### Provided data

+ + + + + + +

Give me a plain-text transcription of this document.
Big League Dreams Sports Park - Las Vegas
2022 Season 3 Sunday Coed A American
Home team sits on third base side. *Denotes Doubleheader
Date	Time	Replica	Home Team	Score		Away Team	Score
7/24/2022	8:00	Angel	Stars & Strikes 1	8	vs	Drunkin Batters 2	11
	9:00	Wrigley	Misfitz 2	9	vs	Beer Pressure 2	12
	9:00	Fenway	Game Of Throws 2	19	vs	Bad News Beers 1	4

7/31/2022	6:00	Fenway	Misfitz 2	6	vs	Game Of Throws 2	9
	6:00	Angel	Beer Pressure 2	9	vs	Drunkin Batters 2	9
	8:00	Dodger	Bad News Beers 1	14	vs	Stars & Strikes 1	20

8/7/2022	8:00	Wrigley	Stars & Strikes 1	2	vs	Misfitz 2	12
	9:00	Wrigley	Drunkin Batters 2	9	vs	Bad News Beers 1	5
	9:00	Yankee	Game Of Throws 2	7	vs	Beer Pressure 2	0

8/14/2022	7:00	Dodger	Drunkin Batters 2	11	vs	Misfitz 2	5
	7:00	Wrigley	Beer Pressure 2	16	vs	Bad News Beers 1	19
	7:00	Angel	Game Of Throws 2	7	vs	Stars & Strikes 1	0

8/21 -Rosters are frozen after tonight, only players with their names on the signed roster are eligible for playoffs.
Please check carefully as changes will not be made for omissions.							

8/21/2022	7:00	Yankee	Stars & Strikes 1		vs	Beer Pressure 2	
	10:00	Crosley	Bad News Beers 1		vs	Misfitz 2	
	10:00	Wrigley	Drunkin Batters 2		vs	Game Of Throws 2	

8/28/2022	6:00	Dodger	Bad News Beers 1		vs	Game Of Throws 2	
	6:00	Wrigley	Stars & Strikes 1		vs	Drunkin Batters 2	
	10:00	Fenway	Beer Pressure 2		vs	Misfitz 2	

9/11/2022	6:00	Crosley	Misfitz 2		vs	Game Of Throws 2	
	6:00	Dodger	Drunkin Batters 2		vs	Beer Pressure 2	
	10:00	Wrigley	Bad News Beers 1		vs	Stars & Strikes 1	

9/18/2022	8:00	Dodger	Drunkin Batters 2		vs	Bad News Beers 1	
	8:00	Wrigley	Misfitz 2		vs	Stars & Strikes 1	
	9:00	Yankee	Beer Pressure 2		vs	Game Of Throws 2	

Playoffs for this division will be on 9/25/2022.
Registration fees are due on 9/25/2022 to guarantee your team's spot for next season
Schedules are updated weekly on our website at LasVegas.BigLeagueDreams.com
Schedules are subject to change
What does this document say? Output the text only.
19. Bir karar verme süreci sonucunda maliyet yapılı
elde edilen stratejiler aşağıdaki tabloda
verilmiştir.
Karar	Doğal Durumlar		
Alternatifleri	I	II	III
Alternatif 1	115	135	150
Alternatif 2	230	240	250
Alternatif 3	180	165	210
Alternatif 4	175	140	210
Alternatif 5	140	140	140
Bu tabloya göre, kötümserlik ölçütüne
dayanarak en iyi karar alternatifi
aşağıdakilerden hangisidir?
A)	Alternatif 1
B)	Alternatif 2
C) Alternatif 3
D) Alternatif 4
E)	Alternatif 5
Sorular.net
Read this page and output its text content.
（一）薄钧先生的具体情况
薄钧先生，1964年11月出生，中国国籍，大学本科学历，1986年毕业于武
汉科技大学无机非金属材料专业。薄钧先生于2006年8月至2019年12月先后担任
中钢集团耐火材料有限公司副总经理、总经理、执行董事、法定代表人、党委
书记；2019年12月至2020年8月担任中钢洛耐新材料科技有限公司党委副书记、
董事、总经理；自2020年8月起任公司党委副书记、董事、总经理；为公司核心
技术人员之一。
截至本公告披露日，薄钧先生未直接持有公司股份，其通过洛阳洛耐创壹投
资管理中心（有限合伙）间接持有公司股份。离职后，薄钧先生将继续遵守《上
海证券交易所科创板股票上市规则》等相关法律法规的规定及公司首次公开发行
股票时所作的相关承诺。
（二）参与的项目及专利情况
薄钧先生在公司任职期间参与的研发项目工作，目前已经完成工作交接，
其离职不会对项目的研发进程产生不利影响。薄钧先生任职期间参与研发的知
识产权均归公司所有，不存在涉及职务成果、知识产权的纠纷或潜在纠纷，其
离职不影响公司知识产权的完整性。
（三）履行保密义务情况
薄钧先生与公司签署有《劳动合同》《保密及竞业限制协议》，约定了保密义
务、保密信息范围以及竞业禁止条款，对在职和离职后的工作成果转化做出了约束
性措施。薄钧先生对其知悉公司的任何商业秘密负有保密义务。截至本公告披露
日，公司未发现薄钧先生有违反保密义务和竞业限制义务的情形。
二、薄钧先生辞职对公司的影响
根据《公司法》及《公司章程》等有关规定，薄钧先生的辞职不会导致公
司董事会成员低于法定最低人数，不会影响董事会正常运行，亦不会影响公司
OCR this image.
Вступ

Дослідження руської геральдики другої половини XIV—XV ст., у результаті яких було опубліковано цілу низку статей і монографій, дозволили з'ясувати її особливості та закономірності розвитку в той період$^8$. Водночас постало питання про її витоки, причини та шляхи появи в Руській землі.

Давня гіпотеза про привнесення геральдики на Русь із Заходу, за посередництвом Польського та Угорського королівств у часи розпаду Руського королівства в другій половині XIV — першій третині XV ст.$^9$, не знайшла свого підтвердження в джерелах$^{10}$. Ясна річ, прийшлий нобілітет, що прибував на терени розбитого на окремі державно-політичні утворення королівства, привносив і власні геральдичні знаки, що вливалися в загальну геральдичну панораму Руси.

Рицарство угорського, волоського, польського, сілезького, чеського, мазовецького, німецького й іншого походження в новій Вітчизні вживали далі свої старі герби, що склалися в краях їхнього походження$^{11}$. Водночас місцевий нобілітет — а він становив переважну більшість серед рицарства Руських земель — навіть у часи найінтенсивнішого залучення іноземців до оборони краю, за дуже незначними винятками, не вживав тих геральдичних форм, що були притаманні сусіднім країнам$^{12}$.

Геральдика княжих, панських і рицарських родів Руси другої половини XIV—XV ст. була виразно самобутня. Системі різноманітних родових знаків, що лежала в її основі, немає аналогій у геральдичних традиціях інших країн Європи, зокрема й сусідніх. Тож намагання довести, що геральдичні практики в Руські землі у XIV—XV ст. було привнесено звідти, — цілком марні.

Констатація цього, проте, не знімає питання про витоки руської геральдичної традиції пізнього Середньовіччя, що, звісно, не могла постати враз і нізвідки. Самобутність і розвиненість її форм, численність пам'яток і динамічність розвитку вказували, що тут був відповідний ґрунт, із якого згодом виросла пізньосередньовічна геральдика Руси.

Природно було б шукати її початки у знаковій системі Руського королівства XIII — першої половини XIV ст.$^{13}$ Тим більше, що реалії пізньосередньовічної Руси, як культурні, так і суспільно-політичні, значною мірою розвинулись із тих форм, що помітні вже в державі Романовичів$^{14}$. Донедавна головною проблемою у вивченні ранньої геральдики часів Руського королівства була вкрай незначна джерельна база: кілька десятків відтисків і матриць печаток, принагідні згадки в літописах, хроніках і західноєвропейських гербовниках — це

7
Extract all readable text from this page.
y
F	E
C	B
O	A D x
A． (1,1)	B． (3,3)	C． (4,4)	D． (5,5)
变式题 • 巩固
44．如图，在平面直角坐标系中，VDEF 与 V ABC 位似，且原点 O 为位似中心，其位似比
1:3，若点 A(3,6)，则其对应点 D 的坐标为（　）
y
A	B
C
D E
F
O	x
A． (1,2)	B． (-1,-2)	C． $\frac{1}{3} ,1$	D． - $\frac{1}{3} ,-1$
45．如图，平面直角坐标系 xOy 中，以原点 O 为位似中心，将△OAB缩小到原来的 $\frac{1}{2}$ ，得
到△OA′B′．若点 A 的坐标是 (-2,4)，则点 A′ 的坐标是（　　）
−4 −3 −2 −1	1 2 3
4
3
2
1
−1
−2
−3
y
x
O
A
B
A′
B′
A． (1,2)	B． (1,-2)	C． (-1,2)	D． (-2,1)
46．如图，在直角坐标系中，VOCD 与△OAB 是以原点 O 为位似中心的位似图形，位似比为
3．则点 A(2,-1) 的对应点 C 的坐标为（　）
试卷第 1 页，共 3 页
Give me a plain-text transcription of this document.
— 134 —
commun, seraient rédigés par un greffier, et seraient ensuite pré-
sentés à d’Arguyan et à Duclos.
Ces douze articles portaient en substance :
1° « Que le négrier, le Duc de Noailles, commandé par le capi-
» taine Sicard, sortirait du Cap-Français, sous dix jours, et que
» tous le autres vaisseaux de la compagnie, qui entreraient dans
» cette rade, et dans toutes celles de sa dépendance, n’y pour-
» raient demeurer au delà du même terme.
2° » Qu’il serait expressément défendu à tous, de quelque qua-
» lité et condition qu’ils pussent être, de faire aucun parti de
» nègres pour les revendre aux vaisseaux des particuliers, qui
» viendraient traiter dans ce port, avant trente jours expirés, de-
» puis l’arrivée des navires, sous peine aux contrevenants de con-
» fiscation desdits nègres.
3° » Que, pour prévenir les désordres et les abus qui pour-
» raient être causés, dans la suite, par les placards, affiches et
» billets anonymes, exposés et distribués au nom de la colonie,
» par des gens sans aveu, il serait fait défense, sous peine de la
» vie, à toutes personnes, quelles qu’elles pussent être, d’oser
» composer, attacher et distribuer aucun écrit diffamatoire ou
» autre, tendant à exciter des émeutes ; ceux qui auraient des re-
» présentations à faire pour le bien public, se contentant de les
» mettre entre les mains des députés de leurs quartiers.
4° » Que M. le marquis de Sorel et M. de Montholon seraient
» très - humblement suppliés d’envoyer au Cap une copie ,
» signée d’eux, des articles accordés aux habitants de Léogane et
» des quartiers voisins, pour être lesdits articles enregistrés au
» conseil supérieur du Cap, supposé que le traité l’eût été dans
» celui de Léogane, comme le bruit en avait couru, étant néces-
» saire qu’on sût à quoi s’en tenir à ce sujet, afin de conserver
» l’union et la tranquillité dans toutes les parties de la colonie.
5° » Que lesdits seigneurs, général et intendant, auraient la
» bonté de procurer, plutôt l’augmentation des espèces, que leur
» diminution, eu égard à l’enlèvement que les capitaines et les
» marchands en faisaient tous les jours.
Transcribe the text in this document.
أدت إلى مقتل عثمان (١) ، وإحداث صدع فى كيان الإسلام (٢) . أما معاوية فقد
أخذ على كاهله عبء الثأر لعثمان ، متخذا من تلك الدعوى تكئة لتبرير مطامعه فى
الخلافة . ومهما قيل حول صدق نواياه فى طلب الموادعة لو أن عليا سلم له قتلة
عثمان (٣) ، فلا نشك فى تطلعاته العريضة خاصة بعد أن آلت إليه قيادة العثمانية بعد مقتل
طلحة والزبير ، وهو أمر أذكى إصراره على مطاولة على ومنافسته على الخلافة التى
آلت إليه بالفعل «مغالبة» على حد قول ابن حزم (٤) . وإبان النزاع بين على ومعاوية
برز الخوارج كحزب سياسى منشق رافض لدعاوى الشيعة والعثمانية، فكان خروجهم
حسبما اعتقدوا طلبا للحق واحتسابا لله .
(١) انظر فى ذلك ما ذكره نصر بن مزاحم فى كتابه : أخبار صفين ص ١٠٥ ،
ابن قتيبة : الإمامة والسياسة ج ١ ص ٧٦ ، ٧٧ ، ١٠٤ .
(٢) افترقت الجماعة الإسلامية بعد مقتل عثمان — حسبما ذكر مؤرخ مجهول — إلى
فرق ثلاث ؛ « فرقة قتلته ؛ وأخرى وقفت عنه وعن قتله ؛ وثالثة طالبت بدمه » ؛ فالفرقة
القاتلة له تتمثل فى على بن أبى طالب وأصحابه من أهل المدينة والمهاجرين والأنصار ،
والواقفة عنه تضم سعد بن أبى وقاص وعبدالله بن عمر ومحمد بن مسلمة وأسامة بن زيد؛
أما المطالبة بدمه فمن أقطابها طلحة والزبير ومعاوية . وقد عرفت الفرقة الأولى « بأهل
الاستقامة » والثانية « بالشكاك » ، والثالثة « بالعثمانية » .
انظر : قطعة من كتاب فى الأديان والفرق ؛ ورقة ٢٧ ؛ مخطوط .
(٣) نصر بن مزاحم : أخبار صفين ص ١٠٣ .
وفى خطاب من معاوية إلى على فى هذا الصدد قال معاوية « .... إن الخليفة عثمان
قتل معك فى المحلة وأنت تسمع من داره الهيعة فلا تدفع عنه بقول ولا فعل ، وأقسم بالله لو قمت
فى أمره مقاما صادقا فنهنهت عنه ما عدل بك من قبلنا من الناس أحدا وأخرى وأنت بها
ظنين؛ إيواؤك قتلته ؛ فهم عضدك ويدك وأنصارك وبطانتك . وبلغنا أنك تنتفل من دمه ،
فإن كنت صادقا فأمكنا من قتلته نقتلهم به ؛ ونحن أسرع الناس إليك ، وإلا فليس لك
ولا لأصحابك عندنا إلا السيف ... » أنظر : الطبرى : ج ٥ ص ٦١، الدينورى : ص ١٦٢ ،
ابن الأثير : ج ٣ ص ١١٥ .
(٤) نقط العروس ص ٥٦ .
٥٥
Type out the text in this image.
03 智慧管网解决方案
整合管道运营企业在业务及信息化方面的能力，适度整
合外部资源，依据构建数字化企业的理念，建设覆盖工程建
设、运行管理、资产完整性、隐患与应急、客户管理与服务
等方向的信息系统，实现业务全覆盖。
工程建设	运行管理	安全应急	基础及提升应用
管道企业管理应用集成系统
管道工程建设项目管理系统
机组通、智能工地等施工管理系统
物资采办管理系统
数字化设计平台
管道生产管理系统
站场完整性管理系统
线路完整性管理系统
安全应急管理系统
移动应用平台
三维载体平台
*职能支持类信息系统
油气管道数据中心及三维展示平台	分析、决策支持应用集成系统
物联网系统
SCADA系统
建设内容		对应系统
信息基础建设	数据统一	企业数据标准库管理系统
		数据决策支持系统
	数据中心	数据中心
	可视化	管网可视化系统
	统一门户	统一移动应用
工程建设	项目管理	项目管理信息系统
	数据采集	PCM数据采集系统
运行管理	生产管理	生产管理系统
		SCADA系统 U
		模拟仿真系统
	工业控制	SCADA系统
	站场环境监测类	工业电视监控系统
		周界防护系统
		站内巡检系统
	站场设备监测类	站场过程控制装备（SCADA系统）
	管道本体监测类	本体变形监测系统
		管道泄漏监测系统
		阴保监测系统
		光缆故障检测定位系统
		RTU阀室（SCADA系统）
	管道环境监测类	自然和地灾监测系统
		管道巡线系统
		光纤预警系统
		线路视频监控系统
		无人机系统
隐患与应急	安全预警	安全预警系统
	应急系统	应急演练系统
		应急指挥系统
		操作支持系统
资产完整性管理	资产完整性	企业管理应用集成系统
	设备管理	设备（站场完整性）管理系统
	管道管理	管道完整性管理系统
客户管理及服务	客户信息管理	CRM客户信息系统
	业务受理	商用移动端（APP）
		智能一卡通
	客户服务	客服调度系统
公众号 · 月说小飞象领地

+ + + + + + +

### Stated task
Copy each line containing the word "seraient" from the data.

### Full solution
commun, seraient rédigés par un greffier, et seraient ensuite pré-
4° » Que M. le marquis de Sorel et M. de Montholon seraient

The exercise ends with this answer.